> INPUT ROWS
★ ★ ★ ★ ★
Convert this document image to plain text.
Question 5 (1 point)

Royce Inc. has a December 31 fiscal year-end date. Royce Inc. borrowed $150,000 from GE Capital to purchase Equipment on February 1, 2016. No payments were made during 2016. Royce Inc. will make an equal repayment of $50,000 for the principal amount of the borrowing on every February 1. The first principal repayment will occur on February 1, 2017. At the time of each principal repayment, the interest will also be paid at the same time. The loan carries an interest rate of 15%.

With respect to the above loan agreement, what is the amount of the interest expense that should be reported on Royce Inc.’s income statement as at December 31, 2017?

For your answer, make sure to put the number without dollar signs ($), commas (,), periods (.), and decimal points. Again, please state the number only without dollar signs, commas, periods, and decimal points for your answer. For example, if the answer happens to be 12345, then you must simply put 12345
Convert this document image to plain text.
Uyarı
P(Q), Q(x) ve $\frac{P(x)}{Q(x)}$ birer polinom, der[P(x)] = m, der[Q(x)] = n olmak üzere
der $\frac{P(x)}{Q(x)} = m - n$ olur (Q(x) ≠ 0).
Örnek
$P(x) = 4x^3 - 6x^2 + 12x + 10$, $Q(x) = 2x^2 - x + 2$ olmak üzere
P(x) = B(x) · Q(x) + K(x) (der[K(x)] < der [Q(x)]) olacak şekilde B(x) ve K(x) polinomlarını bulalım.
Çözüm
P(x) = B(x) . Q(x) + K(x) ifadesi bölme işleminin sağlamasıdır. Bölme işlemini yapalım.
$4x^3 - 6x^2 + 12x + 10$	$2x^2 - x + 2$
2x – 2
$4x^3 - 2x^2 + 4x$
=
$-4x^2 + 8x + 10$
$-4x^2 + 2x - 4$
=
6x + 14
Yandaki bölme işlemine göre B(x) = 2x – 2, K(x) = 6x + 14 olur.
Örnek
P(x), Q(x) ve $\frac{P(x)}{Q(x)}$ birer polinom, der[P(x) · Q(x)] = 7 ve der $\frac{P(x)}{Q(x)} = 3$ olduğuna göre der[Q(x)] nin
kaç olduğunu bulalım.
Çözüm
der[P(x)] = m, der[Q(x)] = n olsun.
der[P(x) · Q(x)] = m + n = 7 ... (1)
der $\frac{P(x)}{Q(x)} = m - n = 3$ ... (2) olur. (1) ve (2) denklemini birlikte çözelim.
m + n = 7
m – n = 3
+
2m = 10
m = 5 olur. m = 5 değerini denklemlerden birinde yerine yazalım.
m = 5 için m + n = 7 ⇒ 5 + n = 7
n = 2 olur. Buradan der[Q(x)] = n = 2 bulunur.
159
★ ★ ★ ★ ★
> WRITTEN PROBLEM
Copy out each line of the records that holds the string "üzere".

> TASK RESPONSE
P(Q), Q(x) ve $\frac{P(x)}{Q(x)}$ birer polinom, der[P(x)] = m, der[Q(x)] = n olmak üzere
$P(x) = 4x^3 - 6x^2 + 12x + 10$, $Q(x) = 2x^2 - x + 2$ olmak üzere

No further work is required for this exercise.